• _Written exercise_
Below are some records; retype all of them exactly.

── Task material

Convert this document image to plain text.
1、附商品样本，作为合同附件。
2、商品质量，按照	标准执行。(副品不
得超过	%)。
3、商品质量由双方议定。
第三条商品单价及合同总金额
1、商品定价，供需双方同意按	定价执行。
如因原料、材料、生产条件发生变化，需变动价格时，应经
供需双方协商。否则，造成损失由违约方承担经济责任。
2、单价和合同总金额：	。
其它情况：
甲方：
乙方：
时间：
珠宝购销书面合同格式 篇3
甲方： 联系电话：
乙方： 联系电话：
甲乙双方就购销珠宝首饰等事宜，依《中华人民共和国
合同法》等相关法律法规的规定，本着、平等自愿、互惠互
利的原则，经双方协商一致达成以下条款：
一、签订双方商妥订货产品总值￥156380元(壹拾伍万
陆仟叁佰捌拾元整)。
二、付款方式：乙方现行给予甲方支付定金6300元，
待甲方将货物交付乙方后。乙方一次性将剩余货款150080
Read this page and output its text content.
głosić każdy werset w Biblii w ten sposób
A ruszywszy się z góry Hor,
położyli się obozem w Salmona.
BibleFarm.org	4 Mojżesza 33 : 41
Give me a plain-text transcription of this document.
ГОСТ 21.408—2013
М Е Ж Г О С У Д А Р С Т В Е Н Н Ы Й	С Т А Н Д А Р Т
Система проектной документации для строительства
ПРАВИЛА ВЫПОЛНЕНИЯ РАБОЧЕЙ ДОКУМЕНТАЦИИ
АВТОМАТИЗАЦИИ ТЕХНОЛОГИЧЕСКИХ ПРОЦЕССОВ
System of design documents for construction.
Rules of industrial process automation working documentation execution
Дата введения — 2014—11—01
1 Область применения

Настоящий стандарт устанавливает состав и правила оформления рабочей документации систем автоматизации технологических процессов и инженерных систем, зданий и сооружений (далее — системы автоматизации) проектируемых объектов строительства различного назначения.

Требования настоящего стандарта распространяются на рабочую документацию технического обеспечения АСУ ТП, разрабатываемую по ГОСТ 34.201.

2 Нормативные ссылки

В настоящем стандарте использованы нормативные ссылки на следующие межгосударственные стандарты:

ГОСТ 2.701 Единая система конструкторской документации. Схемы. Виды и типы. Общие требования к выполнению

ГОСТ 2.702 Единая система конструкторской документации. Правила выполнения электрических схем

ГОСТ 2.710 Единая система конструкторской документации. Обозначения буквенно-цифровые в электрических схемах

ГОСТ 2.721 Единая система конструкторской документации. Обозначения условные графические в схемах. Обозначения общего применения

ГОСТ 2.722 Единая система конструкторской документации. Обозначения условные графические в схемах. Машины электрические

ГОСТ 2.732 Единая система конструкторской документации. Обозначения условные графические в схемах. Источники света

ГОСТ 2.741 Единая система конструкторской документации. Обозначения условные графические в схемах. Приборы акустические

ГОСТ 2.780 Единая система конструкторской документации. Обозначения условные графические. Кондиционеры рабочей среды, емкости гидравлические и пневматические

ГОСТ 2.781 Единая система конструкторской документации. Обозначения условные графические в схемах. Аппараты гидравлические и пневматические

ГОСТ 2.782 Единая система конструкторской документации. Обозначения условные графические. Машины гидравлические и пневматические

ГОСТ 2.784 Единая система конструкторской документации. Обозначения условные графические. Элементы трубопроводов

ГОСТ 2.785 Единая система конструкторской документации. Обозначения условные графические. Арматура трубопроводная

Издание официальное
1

────

• _Full response_
Convert this document image to plain text.
1、附商品样本，作为合同附件。
2、商品质量，按照	标准执行。(副品不
得超过	%)。
3、商品质量由双方议定。
第三条商品单价及合同总金额
1、商品定价，供需双方同意按	定价执行。
如因原料、材料、生产条件发生变化，需变动价格时，应经
供需双方协商。否则，造成损失由违约方承担经济责任。
2、单价和合同总金额：	。
其它情况：
甲方：
乙方：
时间：
珠宝购销书面合同格式 篇3
甲方： 联系电话：
乙方： 联系电话：
甲乙双方就购销珠宝首饰等事宜，依《中华人民共和国
合同法》等相关法律法规的规定，本着、平等自愿、互惠互
利的原则，经双方协商一致达成以下条款：
一、签订双方商妥订货产品总值￥156380元(壹拾伍万
陆仟叁佰捌拾元整)。
二、付款方式：乙方现行给予甲方支付定金6300元，
待甲方将货物交付乙方后。乙方一次性将剩余货款150080
Read this page and output its text content.
głosić każdy werset w Biblii w ten sposób
A ruszywszy się z góry Hor,
położyli się obozem w Salmona.
BibleFarm.org	4 Mojżesza 33 : 41
Give me a plain-text transcription of this document.
ГОСТ 21.408—2013
М Е Ж Г О С У Д А Р С Т В Е Н Н Ы Й	С Т А Н Д А Р Т
Система проектной документации для строительства
ПРАВИЛА ВЫПОЛНЕНИЯ РАБОЧЕЙ ДОКУМЕНТАЦИИ
АВТОМАТИЗАЦИИ ТЕХНОЛОГИЧЕСКИХ ПРОЦЕССОВ
System of design documents for construction.
Rules of industrial process automation working documentation execution
Дата введения — 2014—11—01
1 Область применения

Настоящий стандарт устанавливает состав и правила оформления рабочей документации систем автоматизации технологических процессов и инженерных систем, зданий и сооружений (далее — системы автоматизации) проектируемых объектов строительства различного назначения.

Требования настоящего стандарта распространяются на рабочую документацию технического обеспечения АСУ ТП, разрабатываемую по ГОСТ 34.201.

2 Нормативные ссылки

В настоящем стандарте использованы нормативные ссылки на следующие межгосударственные стандарты:

ГОСТ 2.701 Единая система конструкторской документации. Схемы. Виды и типы. Общие требования к выполнению

ГОСТ 2.702 Единая система конструкторской документации. Правила выполнения электрических схем

ГОСТ 2.710 Единая система конструкторской документации. Обозначения буквенно-цифровые в электрических схемах

ГОСТ 2.721 Единая система конструкторской документации. Обозначения условные графические в схемах. Обозначения общего применения

ГОСТ 2.722 Единая система конструкторской документации. Обозначения условные графические в схемах. Машины электрические

ГОСТ 2.732 Единая система конструкторской документации. Обозначения условные графические в схемах. Источники света

ГОСТ 2.741 Единая система конструкторской документации. Обозначения условные графические в схемах. Приборы акустические

ГОСТ 2.780 Единая система конструкторской документации. Обозначения условные графические. Кондиционеры рабочей среды, емкости гидравлические и пневматические

ГОСТ 2.781 Единая система конструкторской документации. Обозначения условные графические в схемах. Аппараты гидравлические и пневматические

ГОСТ 2.782 Единая система конструкторской документации. Обозначения условные графические. Машины гидравлические и пневматические

ГОСТ 2.784 Единая система конструкторской документации. Обозначения условные графические. Элементы трубопроводов

ГОСТ 2.785 Единая система конструкторской документации. Обозначения условные графические. Арматура трубопроводная

Издание официальное
1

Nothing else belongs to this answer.